EXERCISE DETAILS:
Gather the lines that hold the string "Contains".

(Stored items)
◇ ◇ ◇

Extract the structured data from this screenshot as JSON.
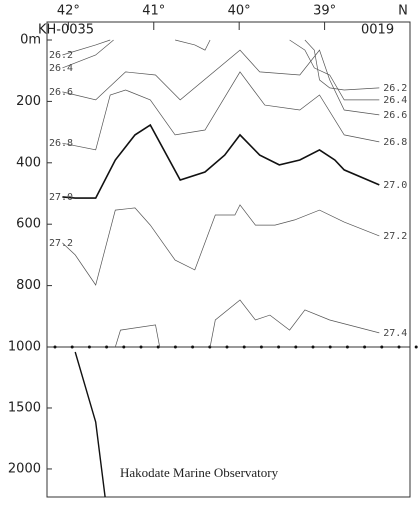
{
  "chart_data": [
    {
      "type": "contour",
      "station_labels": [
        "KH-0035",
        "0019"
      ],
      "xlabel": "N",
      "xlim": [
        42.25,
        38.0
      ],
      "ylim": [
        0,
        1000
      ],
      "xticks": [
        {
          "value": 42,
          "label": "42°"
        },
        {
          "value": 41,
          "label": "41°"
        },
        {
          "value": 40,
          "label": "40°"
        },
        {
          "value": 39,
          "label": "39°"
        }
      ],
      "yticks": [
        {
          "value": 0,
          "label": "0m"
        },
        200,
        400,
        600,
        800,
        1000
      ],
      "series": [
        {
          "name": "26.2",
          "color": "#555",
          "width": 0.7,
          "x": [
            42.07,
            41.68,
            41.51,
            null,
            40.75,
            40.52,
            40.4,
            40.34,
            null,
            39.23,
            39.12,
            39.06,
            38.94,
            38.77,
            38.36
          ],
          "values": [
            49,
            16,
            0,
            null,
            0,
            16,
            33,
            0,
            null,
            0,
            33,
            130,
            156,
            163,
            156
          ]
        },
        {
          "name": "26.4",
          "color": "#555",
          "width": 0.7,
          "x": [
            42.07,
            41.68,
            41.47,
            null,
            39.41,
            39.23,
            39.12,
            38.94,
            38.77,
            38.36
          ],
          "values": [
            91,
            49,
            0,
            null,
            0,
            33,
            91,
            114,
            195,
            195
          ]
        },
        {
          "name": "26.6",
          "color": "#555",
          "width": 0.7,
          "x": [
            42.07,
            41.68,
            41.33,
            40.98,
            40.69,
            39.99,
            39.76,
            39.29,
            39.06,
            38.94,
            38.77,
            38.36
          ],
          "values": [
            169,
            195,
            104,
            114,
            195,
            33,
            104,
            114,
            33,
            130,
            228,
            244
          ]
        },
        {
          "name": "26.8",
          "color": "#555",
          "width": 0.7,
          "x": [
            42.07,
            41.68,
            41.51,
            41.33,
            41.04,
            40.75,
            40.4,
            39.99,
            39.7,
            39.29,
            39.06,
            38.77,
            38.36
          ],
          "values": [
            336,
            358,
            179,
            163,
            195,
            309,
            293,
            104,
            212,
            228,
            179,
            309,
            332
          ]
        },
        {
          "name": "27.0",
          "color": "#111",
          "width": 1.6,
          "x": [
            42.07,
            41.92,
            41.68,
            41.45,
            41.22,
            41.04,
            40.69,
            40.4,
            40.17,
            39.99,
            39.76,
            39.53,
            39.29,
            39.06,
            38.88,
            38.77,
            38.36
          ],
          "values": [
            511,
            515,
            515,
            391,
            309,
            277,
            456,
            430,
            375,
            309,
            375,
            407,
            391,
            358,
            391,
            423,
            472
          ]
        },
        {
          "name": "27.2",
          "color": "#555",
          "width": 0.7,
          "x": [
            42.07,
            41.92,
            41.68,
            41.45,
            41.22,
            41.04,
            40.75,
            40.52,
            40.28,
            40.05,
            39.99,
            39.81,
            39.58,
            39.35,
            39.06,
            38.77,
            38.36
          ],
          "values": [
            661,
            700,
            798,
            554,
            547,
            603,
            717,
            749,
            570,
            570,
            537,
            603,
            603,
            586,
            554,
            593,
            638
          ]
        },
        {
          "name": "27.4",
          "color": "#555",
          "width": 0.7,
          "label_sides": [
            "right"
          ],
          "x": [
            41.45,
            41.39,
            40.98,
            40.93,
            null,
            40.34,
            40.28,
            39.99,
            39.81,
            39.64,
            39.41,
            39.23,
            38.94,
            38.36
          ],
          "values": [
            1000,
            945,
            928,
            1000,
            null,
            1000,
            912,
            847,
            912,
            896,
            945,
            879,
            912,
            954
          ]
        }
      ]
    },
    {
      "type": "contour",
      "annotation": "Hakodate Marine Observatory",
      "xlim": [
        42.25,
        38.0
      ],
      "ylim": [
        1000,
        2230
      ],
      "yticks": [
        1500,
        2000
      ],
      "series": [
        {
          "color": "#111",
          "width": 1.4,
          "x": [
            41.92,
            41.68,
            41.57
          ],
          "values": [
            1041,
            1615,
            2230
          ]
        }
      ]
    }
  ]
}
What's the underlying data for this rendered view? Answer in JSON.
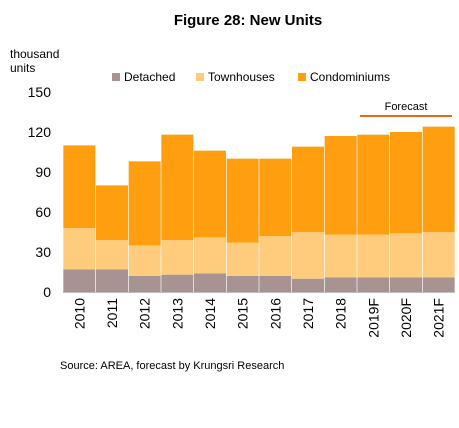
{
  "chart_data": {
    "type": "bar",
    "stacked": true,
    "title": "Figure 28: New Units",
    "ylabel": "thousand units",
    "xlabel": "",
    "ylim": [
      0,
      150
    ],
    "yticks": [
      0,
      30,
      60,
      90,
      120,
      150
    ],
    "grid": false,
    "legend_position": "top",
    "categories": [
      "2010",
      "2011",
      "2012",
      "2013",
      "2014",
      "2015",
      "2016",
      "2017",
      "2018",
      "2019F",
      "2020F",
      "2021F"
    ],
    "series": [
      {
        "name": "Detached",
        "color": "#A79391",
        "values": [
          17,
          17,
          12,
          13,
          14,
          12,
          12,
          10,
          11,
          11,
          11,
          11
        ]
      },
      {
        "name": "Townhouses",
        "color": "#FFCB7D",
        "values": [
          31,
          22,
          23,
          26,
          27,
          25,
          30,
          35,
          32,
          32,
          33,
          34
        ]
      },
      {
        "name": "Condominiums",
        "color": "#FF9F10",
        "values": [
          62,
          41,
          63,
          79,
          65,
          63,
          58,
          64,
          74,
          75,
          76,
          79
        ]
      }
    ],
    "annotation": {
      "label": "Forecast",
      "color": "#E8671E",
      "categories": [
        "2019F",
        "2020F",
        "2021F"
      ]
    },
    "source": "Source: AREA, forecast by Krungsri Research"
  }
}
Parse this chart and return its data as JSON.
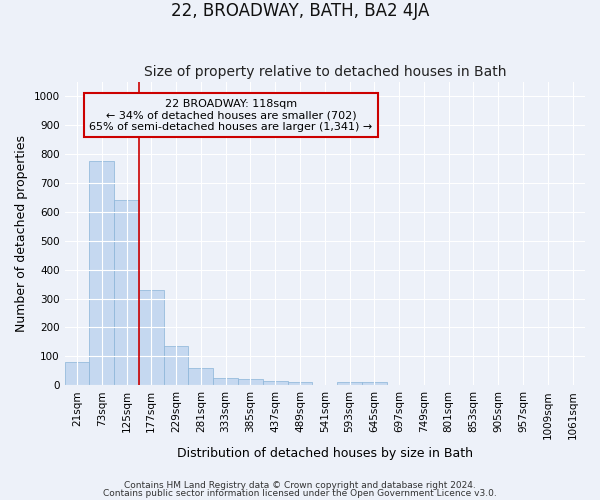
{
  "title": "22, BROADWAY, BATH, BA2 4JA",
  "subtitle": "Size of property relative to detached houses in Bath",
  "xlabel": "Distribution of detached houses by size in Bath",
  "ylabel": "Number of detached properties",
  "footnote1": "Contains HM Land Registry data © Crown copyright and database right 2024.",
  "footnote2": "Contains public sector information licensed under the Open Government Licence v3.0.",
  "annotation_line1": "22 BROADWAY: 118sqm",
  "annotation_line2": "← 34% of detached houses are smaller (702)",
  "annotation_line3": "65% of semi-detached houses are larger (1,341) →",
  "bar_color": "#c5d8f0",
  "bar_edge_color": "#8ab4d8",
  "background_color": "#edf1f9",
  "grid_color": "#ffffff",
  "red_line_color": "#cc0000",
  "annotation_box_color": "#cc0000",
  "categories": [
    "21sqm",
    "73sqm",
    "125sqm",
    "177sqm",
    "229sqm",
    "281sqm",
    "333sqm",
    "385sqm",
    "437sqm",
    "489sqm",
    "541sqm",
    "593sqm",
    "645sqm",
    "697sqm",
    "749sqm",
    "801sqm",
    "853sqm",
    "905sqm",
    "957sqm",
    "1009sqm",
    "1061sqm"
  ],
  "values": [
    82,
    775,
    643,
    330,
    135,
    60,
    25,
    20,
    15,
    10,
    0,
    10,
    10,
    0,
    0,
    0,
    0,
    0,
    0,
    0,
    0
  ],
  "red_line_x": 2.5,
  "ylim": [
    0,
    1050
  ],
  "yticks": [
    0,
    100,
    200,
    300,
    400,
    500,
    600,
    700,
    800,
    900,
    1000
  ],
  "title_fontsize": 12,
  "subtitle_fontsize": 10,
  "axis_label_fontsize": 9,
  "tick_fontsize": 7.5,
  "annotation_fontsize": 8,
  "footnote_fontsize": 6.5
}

◇ ◇ ◇

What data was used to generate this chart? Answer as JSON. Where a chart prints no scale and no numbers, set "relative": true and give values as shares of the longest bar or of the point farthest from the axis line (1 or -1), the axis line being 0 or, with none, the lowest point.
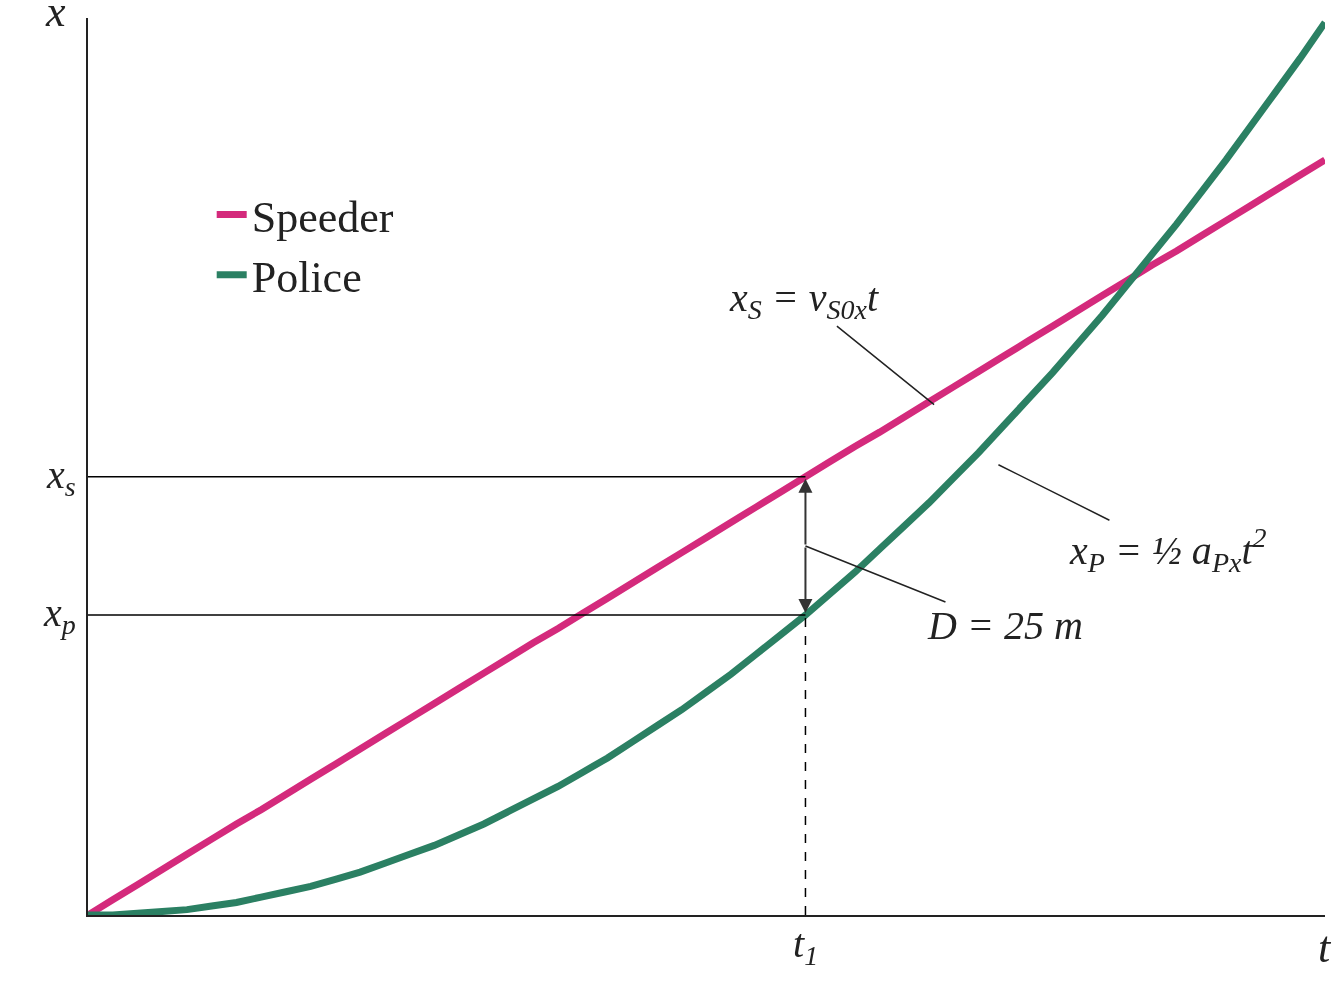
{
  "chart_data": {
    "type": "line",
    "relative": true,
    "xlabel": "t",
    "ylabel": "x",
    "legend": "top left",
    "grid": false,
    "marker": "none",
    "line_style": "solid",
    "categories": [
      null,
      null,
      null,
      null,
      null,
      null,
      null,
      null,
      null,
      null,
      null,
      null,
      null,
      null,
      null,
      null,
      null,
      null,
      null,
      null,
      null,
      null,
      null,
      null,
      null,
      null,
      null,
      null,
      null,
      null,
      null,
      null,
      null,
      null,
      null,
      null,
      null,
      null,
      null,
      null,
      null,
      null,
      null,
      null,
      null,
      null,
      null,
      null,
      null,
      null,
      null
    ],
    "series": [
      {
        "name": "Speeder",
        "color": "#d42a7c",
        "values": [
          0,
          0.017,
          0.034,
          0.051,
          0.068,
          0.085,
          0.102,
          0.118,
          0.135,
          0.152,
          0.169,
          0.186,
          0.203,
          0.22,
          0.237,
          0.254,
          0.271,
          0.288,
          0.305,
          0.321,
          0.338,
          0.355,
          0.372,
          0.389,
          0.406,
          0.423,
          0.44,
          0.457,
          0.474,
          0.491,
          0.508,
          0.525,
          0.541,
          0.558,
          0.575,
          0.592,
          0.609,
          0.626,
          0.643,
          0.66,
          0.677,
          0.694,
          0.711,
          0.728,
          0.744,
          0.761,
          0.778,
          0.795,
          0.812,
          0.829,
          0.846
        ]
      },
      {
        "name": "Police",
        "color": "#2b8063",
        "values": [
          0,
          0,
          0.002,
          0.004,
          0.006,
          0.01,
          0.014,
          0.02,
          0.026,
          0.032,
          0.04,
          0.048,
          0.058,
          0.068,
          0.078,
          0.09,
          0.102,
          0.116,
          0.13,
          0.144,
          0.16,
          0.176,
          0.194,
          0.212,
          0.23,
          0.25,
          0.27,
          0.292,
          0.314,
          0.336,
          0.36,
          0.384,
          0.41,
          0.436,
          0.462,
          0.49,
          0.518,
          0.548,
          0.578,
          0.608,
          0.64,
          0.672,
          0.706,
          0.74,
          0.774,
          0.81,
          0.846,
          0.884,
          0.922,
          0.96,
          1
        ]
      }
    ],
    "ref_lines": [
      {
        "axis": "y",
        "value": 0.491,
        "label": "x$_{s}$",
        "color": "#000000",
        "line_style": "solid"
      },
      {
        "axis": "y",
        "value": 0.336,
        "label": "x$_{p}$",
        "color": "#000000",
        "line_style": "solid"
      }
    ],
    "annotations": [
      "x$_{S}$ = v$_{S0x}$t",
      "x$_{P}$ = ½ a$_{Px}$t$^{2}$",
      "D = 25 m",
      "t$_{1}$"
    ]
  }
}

◇ ◇ ◇

THE SOLUTION:
  "footnote1": "Contains HM Land Registry data © Crown copyright and database right 2024.",
  "footnote2": "Contains public sector information licensed under the Open Government Licence v3.0.",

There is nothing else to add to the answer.